(Dataset listings of figures)
§ §

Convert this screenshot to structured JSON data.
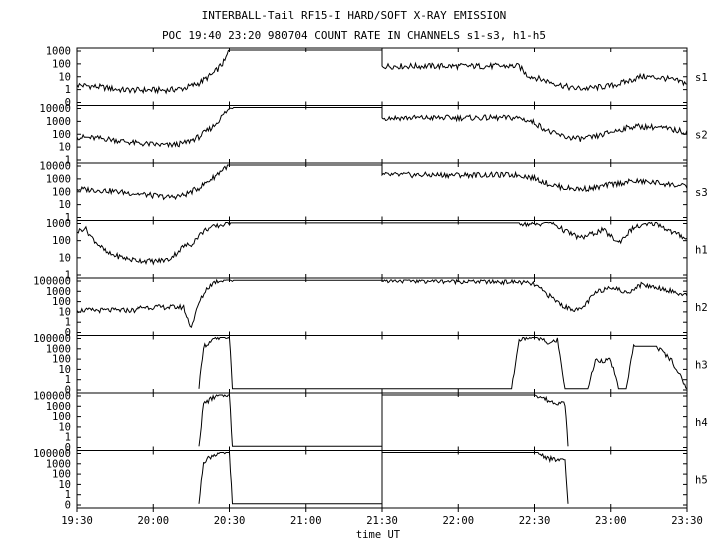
{
  "chart_data": {
    "type": "line",
    "title": "INTERBALL-Tail RF15-I HARD/SOFT X-RAY EMISSION",
    "subtitle": "POC 19:40 23:20 980704  COUNT RATE IN CHANNELS s1-s3, h1-h5",
    "xlabel": "time UT",
    "x_ticks": [
      "19:30",
      "20:00",
      "20:30",
      "21:00",
      "21:30",
      "22:00",
      "22:30",
      "23:00",
      "23:30"
    ],
    "x_range_hours": [
      19.5,
      23.5
    ],
    "y_scale": "log",
    "grid": false,
    "panels": [
      {
        "name": "s1",
        "y_ticks": [
          "1000",
          "100",
          "10",
          "1",
          "0"
        ],
        "series": [
          [
            19.5,
            8
          ],
          [
            19.65,
            6
          ],
          [
            19.8,
            4
          ],
          [
            19.95,
            4
          ],
          [
            20.1,
            4
          ],
          [
            20.2,
            5
          ],
          [
            20.3,
            10
          ],
          [
            20.4,
            40
          ],
          [
            20.47,
            200
          ],
          [
            20.5,
            1000
          ],
          [
            21.5,
            1000
          ],
          [
            21.5,
            100
          ],
          [
            22.3,
            100
          ],
          [
            22.4,
            100
          ],
          [
            22.45,
            30
          ],
          [
            22.6,
            12
          ],
          [
            22.75,
            5
          ],
          [
            22.85,
            5
          ],
          [
            23.0,
            7
          ],
          [
            23.1,
            12
          ],
          [
            23.2,
            25
          ],
          [
            23.35,
            20
          ],
          [
            23.5,
            10
          ]
        ]
      },
      {
        "name": "s2",
        "y_ticks": [
          "10000",
          "1000",
          "100",
          "10",
          "1"
        ],
        "series": [
          [
            19.5,
            20
          ],
          [
            19.7,
            15
          ],
          [
            19.9,
            8
          ],
          [
            20.1,
            6
          ],
          [
            20.2,
            8
          ],
          [
            20.3,
            20
          ],
          [
            20.4,
            100
          ],
          [
            20.47,
            600
          ],
          [
            20.52,
            1500
          ],
          [
            21.5,
            1500
          ],
          [
            21.5,
            300
          ],
          [
            22.4,
            300
          ],
          [
            22.5,
            150
          ],
          [
            22.6,
            40
          ],
          [
            22.7,
            20
          ],
          [
            22.8,
            15
          ],
          [
            22.9,
            20
          ],
          [
            23.0,
            40
          ],
          [
            23.15,
            90
          ],
          [
            23.3,
            80
          ],
          [
            23.5,
            40
          ]
        ]
      },
      {
        "name": "s3",
        "y_ticks": [
          "10000",
          "1000",
          "100",
          "10",
          "1"
        ],
        "series": [
          [
            19.5,
            50
          ],
          [
            19.7,
            40
          ],
          [
            19.9,
            25
          ],
          [
            20.1,
            15
          ],
          [
            20.2,
            20
          ],
          [
            20.3,
            60
          ],
          [
            20.4,
            300
          ],
          [
            20.47,
            1200
          ],
          [
            20.52,
            2000
          ],
          [
            21.5,
            2000
          ],
          [
            21.5,
            400
          ],
          [
            22.4,
            400
          ],
          [
            22.5,
            250
          ],
          [
            22.6,
            100
          ],
          [
            22.7,
            60
          ],
          [
            22.8,
            50
          ],
          [
            22.9,
            60
          ],
          [
            23.0,
            100
          ],
          [
            23.15,
            160
          ],
          [
            23.3,
            130
          ],
          [
            23.5,
            70
          ]
        ]
      },
      {
        "name": "h1",
        "y_ticks": [
          "1000",
          "100",
          "10",
          "1"
        ],
        "series": [
          [
            19.5,
            500
          ],
          [
            19.55,
            1000
          ],
          [
            19.6,
            200
          ],
          [
            19.7,
            20
          ],
          [
            19.85,
            8
          ],
          [
            20.0,
            6
          ],
          [
            20.1,
            8
          ],
          [
            20.15,
            20
          ],
          [
            20.2,
            60
          ],
          [
            20.25,
            80
          ],
          [
            20.3,
            300
          ],
          [
            20.35,
            800
          ],
          [
            20.45,
            1500
          ],
          [
            20.5,
            2000
          ],
          [
            21.5,
            2000
          ],
          [
            22.4,
            2000
          ],
          [
            22.5,
            1500
          ],
          [
            22.6,
            2500
          ],
          [
            22.7,
            600
          ],
          [
            22.8,
            200
          ],
          [
            22.95,
            700
          ],
          [
            23.05,
            100
          ],
          [
            23.15,
            1000
          ],
          [
            23.3,
            2000
          ],
          [
            23.4,
            500
          ],
          [
            23.5,
            200
          ]
        ]
      },
      {
        "name": "h2",
        "y_ticks": [
          "100000",
          "1000",
          "100",
          "10",
          "1",
          "0"
        ],
        "series": [
          [
            19.5,
            30
          ],
          [
            19.9,
            30
          ],
          [
            19.9,
            50
          ],
          [
            20.2,
            50
          ],
          [
            20.22,
            10
          ],
          [
            20.25,
            2
          ],
          [
            20.3,
            100
          ],
          [
            20.35,
            1000
          ],
          [
            20.4,
            3000
          ],
          [
            20.48,
            5000
          ],
          [
            20.52,
            4000
          ],
          [
            21.5,
            4000
          ],
          [
            22.4,
            3000
          ],
          [
            22.5,
            2000
          ],
          [
            22.6,
            300
          ],
          [
            22.7,
            50
          ],
          [
            22.8,
            30
          ],
          [
            22.9,
            500
          ],
          [
            23.0,
            1500
          ],
          [
            23.1,
            500
          ],
          [
            23.2,
            2000
          ],
          [
            23.35,
            1000
          ],
          [
            23.5,
            300
          ]
        ]
      },
      {
        "name": "h3",
        "y_ticks": [
          "100000",
          "1000",
          "100",
          "10",
          "1",
          "0"
        ],
        "series": [
          [
            20.3,
            1
          ],
          [
            20.33,
            1000
          ],
          [
            20.4,
            3000
          ],
          [
            20.5,
            5000
          ],
          [
            20.52,
            1
          ],
          [
            22.35,
            1
          ],
          [
            22.4,
            3000
          ],
          [
            22.5,
            5000
          ],
          [
            22.6,
            1500
          ],
          [
            22.65,
            3000
          ],
          [
            22.7,
            1
          ],
          [
            22.85,
            1
          ],
          [
            22.9,
            100
          ],
          [
            23.0,
            100
          ],
          [
            23.05,
            1
          ],
          [
            23.1,
            1
          ],
          [
            23.15,
            1000
          ],
          [
            23.3,
            1000
          ],
          [
            23.4,
            100
          ],
          [
            23.5,
            1
          ]
        ]
      },
      {
        "name": "h4",
        "y_ticks": [
          "100000",
          "1000",
          "100",
          "10",
          "1",
          "0"
        ],
        "series": [
          [
            20.3,
            1
          ],
          [
            20.33,
            1000
          ],
          [
            20.4,
            3000
          ],
          [
            20.5,
            5000
          ],
          [
            20.52,
            1
          ],
          [
            21.5,
            1
          ],
          [
            21.5,
            5000
          ],
          [
            22.4,
            5000
          ],
          [
            22.5,
            5000
          ],
          [
            22.6,
            1500
          ],
          [
            22.7,
            1000
          ],
          [
            22.72,
            1
          ]
        ]
      },
      {
        "name": "h5",
        "y_ticks": [
          "100000",
          "1000",
          "100",
          "10",
          "1",
          "0"
        ],
        "series": [
          [
            20.3,
            1
          ],
          [
            20.33,
            1000
          ],
          [
            20.4,
            3000
          ],
          [
            20.5,
            5000
          ],
          [
            20.52,
            1
          ],
          [
            21.5,
            1
          ],
          [
            21.5,
            5000
          ],
          [
            22.4,
            5000
          ],
          [
            22.5,
            5000
          ],
          [
            22.6,
            1500
          ],
          [
            22.7,
            1000
          ],
          [
            22.72,
            1
          ]
        ]
      }
    ]
  }
}
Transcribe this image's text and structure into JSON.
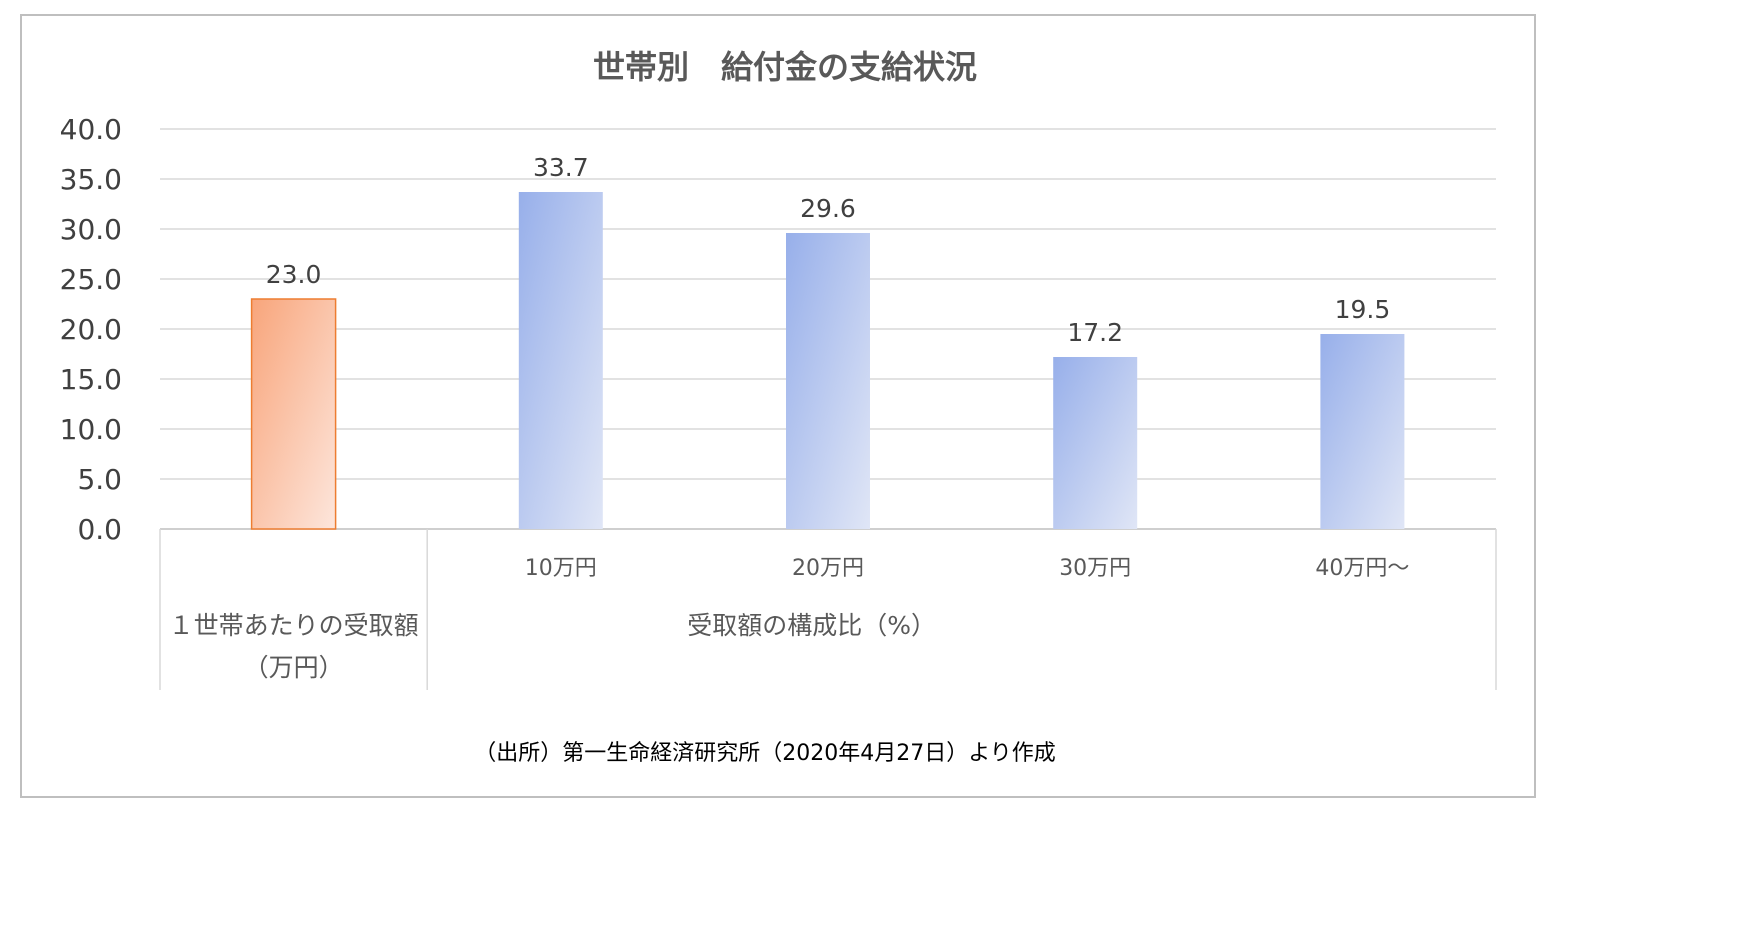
{
  "chart_data": {
    "type": "bar",
    "title": "世帯別　給付金の支給状況",
    "ylim": [
      0,
      40
    ],
    "yticks": [
      "0.0",
      "5.0",
      "10.0",
      "15.0",
      "20.0",
      "25.0",
      "30.0",
      "35.0",
      "40.0"
    ],
    "grid": true,
    "bars": [
      {
        "category": "",
        "value": 23.0,
        "label": "23.0",
        "color": "#f4b183"
      },
      {
        "category": "10万円",
        "value": 33.7,
        "label": "33.7",
        "color": "#9fb4ea"
      },
      {
        "category": "20万円",
        "value": 29.6,
        "label": "29.6",
        "color": "#9fb4ea"
      },
      {
        "category": "30万円",
        "value": 17.2,
        "label": "17.2",
        "color": "#9fb4ea"
      },
      {
        "category": "40万円～",
        "value": 19.5,
        "label": "19.5",
        "color": "#9fb4ea"
      }
    ],
    "groups": [
      {
        "label_line1": "１世帯あたりの受取額",
        "label_line2": "（万円）"
      },
      {
        "label_line1": "受取額の構成比（%）",
        "label_line2": ""
      }
    ],
    "source": "（出所）第一生命経済研究所（2020年4月27日）より作成"
  }
}
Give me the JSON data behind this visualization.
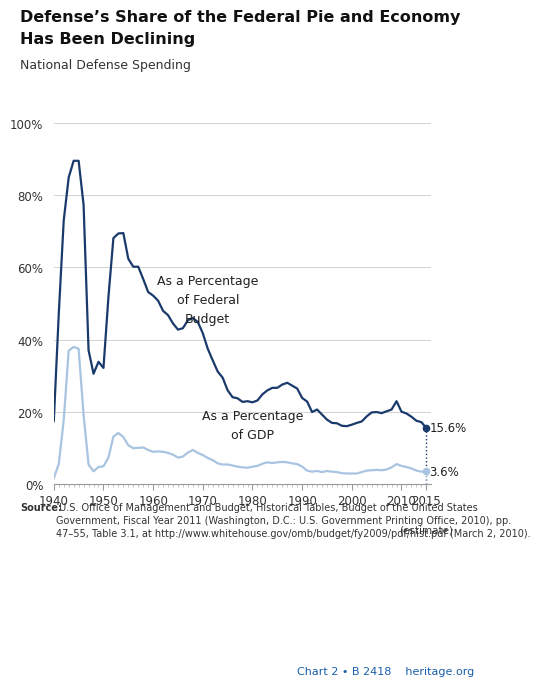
{
  "title_line1": "Defense’s Share of the Federal Pie and Economy",
  "title_line2": "Has Been Declining",
  "subtitle": "National Defense Spending",
  "bg_color": "#FFFFFF",
  "line1_color": "#1a3a6b",
  "line2_color": "#a8c4e0",
  "annotation_budget": "As a Percentage\nof Federal\nBudget",
  "annotation_gdp": "As a Percentage\nof GDP",
  "label1": "15.6%",
  "label2": "3.6%",
  "source_bold": "Source:",
  "source_rest": " U.S. Office of Management and Budget, Historical Tables, Budget of the United States\nGovernment, Fiscal Year 2011 (Washington, D.C.: U.S. Government Printing Office, 2010), pp.\n47–55, Table 3.1, at http://www.whitehouse.gov/omb/budget/fy2009/pdf/hist.pdf (March 2, 2010).",
  "chart_label": "Chart 2 • B 2418    heritage.org",
  "years": [
    1940,
    1941,
    1942,
    1943,
    1944,
    1945,
    1946,
    1947,
    1948,
    1949,
    1950,
    1951,
    1952,
    1953,
    1954,
    1955,
    1956,
    1957,
    1958,
    1959,
    1960,
    1961,
    1962,
    1963,
    1964,
    1965,
    1966,
    1967,
    1968,
    1969,
    1970,
    1971,
    1972,
    1973,
    1974,
    1975,
    1976,
    1977,
    1978,
    1979,
    1980,
    1981,
    1982,
    1983,
    1984,
    1985,
    1986,
    1987,
    1988,
    1989,
    1990,
    1991,
    1992,
    1993,
    1994,
    1995,
    1996,
    1997,
    1998,
    1999,
    2000,
    2001,
    2002,
    2003,
    2004,
    2005,
    2006,
    2007,
    2008,
    2009,
    2010,
    2011,
    2012,
    2013,
    2014,
    2015
  ],
  "pct_budget": [
    17.5,
    47.1,
    73.0,
    84.9,
    89.5,
    89.5,
    77.3,
    37.1,
    30.6,
    33.9,
    32.2,
    51.8,
    68.1,
    69.4,
    69.5,
    62.4,
    60.2,
    60.2,
    56.8,
    53.2,
    52.2,
    50.8,
    48.0,
    46.8,
    44.5,
    42.8,
    43.2,
    45.4,
    46.0,
    44.9,
    41.8,
    37.5,
    34.3,
    31.2,
    29.5,
    26.0,
    24.1,
    23.8,
    22.8,
    23.0,
    22.7,
    23.2,
    24.9,
    26.0,
    26.7,
    26.7,
    27.6,
    28.1,
    27.3,
    26.5,
    23.9,
    22.9,
    20.0,
    20.7,
    19.3,
    17.9,
    17.0,
    16.9,
    16.2,
    16.1,
    16.5,
    17.0,
    17.4,
    18.8,
    19.9,
    20.0,
    19.7,
    20.2,
    20.7,
    23.0,
    20.1,
    19.6,
    18.7,
    17.6,
    17.2,
    15.6
  ],
  "pct_gdp": [
    1.7,
    5.6,
    17.8,
    37.0,
    38.0,
    37.5,
    19.2,
    5.5,
    3.6,
    4.8,
    5.0,
    7.4,
    13.2,
    14.2,
    13.1,
    10.8,
    10.0,
    10.1,
    10.2,
    9.5,
    9.0,
    9.1,
    9.0,
    8.7,
    8.2,
    7.4,
    7.7,
    8.8,
    9.5,
    8.7,
    8.1,
    7.3,
    6.7,
    5.8,
    5.5,
    5.5,
    5.2,
    4.9,
    4.7,
    4.6,
    4.9,
    5.1,
    5.7,
    6.1,
    5.9,
    6.1,
    6.2,
    6.1,
    5.8,
    5.6,
    4.9,
    3.8,
    3.5,
    3.7,
    3.4,
    3.7,
    3.5,
    3.4,
    3.1,
    3.0,
    3.0,
    3.0,
    3.4,
    3.8,
    3.9,
    4.0,
    3.9,
    4.1,
    4.7,
    5.6,
    5.1,
    4.8,
    4.4,
    3.8,
    3.5,
    3.6
  ],
  "ylim": [
    0,
    100
  ],
  "xlim": [
    1940,
    2016
  ],
  "yticks": [
    0,
    20,
    40,
    60,
    80,
    100
  ],
  "xtick_major": [
    1940,
    1950,
    1960,
    1970,
    1980,
    1990,
    2000,
    2010,
    2015
  ],
  "xtick_labels": [
    "1940",
    "1950",
    "1960",
    "1970",
    "1980",
    "1990",
    "2000",
    "2010",
    "2015"
  ]
}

§ §

_DIRECTIONS_:
Each line with the string "Percentage" in it needs to be found and copied.

_FULL ANSWER_:
  "annotation_budget": "As a Percentage\nof Federal\nBudget",
  "annotation_gdp": "As a Percentage\nof GDP",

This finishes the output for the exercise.